▶ _Goal_
Copy out lines with the word "الذي" from the material that follows.

[Saved data entries]
__________________________________________________
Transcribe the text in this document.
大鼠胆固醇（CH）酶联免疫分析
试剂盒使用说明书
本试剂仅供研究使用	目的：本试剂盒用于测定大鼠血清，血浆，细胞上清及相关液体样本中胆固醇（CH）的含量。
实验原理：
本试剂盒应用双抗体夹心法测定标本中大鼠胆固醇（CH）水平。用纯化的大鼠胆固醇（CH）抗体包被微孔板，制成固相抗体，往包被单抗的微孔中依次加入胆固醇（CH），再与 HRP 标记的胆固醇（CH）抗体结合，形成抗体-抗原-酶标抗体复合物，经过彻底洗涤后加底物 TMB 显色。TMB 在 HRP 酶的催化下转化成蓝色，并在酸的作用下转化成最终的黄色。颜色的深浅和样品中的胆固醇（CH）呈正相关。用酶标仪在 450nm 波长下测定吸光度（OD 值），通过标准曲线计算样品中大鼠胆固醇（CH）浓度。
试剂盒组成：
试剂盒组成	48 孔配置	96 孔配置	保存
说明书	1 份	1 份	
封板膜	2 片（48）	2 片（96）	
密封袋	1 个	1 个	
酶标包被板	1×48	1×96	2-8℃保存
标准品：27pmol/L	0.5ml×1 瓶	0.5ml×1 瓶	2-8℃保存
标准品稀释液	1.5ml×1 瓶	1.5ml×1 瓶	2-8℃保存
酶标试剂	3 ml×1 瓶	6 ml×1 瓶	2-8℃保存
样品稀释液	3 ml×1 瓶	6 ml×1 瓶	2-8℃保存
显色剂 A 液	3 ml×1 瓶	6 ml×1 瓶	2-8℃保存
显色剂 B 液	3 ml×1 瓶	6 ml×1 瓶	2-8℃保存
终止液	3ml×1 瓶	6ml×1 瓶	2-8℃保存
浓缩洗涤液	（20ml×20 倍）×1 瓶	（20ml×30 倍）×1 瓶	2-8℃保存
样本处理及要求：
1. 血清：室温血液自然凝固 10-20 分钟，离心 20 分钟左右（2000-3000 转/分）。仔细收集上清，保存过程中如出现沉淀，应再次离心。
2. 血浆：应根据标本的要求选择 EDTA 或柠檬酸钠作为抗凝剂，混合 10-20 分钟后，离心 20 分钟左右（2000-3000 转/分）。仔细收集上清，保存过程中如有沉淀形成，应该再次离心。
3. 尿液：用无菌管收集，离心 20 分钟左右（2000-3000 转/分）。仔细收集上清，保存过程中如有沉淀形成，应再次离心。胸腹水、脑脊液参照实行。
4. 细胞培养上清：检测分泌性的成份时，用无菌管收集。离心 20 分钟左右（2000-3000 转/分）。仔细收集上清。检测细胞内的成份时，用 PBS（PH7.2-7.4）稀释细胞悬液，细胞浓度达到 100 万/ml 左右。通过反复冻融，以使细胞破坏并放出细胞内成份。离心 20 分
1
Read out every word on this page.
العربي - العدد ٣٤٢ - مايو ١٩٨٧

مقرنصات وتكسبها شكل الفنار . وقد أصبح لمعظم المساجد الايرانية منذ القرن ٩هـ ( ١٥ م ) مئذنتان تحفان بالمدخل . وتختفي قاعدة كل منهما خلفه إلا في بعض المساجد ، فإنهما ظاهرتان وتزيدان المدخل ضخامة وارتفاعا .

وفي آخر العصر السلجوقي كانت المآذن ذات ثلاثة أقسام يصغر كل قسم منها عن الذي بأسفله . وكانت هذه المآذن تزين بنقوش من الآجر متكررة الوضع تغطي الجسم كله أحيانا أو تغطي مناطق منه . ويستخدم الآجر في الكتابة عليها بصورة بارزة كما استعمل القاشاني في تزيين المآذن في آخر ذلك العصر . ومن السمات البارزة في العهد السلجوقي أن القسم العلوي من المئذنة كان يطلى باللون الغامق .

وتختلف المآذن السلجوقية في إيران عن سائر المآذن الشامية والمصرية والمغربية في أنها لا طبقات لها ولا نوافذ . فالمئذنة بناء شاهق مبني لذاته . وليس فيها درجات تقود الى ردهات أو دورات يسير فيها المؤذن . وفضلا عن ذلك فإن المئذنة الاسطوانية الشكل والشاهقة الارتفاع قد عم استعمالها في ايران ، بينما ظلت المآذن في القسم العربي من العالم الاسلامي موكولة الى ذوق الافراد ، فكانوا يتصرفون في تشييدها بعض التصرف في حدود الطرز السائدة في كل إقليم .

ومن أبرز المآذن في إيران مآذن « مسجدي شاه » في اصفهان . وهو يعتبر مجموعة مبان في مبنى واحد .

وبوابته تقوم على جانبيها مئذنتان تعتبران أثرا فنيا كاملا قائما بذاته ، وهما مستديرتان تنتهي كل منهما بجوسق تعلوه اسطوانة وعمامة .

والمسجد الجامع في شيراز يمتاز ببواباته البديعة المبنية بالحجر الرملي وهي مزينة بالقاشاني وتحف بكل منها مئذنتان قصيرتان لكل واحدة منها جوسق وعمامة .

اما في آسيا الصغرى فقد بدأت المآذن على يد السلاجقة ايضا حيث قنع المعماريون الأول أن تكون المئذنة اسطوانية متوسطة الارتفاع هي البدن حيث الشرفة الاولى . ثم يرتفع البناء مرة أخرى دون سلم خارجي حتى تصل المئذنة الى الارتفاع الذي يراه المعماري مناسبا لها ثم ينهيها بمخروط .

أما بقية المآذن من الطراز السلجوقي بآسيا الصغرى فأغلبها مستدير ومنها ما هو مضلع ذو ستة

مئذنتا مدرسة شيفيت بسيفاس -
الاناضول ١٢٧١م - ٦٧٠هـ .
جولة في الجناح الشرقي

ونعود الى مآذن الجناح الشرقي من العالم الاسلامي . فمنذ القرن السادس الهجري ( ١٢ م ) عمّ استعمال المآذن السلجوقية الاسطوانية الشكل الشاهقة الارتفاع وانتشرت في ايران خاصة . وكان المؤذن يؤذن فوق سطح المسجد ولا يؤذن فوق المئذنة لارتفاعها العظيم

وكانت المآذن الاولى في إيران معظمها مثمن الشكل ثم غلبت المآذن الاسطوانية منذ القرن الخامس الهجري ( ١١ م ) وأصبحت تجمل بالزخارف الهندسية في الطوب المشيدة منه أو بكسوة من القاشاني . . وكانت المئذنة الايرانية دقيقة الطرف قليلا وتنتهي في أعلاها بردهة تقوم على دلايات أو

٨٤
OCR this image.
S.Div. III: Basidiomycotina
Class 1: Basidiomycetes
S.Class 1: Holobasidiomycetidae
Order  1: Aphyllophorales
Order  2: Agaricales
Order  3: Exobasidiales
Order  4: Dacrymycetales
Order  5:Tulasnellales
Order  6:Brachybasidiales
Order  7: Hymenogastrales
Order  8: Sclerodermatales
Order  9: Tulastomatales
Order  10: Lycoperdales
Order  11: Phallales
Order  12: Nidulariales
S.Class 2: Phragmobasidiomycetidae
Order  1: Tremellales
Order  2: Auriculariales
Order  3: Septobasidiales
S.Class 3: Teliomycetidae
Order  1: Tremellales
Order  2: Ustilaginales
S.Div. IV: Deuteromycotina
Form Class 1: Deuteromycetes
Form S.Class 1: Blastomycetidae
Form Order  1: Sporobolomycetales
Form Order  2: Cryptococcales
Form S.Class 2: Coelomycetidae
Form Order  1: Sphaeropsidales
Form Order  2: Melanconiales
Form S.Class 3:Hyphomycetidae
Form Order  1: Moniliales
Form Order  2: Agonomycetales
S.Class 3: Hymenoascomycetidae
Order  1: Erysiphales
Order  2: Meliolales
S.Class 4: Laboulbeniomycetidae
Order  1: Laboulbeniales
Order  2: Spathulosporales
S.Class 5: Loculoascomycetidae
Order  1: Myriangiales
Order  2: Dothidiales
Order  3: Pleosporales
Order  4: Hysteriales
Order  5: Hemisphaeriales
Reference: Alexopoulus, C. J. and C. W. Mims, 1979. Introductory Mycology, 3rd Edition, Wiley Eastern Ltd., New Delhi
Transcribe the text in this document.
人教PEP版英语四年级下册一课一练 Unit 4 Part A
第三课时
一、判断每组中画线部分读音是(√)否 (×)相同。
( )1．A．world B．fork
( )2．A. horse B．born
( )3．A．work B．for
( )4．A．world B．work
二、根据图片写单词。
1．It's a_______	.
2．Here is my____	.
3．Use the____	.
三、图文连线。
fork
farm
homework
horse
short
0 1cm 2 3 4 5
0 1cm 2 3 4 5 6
__________________________________________________
▶ _Completed exercise_
وفي آخر العصر السلجوقي كانت المآذن ذات ثلاثة أقسام يصغر كل قسم منها عن الذي بأسفله . وكانت هذه المآذن تزين بنقوش من الآجر متكررة الوضع تغطي الجسم كله أحيانا أو تغطي مناطق منه . ويستخدم الآجر في الكتابة عليها بصورة بارزة كما استعمل القاشاني في تزيين المآذن في آخر ذلك العصر . ومن السمات البارزة في العهد السلجوقي أن القسم العلوي من المئذنة كان يطلى باللون الغامق .
اما في آسيا الصغرى فقد بدأت المآذن على يد السلاجقة ايضا حيث قنع المعماريون الأول أن تكون المئذنة اسطوانية متوسطة الارتفاع هي البدن حيث الشرفة الاولى . ثم يرتفع البناء مرة أخرى دون سلم خارجي حتى تصل المئذنة الى الارتفاع الذي يراه المعماري مناسبا لها ثم ينهيها بمخروط .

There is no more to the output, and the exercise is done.